* **Problem details**:
Look for the string "color" in the lines and copy each line that has it.

* **Supplied material**:
^^^^

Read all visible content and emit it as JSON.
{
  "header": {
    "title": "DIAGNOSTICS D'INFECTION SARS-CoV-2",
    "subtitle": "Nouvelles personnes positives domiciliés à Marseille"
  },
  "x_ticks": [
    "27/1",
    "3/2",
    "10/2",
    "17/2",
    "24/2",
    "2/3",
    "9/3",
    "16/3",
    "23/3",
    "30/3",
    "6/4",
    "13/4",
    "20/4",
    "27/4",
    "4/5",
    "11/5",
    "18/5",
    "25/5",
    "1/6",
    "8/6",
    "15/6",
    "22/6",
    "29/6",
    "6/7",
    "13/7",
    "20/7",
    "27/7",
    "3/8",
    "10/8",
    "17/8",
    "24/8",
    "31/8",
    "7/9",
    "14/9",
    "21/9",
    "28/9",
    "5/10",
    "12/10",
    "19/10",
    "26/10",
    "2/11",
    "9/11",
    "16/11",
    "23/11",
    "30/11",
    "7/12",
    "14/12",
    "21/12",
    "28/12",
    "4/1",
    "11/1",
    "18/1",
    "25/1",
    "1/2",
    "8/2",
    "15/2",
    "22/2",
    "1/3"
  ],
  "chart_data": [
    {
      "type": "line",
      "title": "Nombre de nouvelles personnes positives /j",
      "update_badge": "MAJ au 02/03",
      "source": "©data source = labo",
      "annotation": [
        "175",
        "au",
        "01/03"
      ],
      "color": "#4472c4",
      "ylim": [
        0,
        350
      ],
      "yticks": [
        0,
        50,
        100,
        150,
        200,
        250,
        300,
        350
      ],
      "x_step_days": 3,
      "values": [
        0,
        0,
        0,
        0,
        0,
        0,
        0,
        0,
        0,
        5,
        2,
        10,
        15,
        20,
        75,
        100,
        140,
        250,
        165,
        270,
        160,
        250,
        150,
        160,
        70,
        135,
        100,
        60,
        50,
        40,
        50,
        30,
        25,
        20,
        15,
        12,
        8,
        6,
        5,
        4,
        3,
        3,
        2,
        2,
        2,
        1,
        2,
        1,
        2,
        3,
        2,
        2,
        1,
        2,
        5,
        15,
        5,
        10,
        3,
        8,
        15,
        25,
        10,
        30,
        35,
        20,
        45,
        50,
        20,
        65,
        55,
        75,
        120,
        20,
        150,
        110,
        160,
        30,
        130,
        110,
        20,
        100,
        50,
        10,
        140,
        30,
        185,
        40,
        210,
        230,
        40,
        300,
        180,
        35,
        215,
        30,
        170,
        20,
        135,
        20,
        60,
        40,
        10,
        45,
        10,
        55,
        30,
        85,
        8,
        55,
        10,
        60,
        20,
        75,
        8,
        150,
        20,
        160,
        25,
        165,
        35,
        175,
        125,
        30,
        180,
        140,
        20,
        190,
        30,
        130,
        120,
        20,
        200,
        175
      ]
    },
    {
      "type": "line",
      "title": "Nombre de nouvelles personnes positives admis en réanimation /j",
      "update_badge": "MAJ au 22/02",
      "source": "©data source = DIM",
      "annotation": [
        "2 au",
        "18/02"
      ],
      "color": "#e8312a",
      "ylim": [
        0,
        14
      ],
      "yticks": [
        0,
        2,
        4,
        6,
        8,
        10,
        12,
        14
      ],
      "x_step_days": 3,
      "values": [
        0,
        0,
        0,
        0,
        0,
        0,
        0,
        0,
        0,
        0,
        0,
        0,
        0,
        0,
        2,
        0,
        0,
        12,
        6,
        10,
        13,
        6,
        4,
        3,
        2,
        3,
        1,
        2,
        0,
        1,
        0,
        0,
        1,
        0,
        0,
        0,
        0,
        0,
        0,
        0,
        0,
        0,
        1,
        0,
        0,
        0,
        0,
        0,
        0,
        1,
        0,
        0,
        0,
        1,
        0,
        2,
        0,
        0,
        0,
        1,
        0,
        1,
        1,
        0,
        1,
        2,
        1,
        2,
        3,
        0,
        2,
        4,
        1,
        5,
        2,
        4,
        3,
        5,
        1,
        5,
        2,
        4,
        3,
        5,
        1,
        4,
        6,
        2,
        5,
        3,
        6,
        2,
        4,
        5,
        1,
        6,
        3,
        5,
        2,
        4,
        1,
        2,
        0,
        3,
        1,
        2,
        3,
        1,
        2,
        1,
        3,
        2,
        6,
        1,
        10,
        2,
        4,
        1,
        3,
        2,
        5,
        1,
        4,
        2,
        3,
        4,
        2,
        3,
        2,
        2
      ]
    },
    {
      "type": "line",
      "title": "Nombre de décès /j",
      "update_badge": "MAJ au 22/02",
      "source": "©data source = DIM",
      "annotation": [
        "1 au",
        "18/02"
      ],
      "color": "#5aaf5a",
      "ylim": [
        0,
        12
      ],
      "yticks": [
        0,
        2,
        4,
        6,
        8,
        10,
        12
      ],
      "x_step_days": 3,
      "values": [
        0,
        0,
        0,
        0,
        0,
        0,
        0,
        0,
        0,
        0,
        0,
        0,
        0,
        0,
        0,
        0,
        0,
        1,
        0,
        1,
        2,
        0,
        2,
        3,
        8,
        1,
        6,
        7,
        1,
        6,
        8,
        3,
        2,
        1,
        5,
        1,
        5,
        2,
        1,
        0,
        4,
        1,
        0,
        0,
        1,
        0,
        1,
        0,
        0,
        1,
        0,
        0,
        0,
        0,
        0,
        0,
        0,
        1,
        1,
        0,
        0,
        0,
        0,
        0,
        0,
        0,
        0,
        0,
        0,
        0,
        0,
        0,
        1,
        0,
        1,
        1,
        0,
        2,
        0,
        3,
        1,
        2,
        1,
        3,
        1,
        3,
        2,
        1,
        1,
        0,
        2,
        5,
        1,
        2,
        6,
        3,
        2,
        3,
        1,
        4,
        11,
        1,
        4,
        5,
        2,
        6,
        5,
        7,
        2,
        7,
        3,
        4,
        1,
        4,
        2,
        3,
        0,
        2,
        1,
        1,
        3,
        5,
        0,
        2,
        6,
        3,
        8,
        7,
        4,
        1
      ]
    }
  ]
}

^^^^

* **Output for this exercise**:
      "color": "#4472c4",
      "color": "#e8312a",
      "color": "#5aaf5a",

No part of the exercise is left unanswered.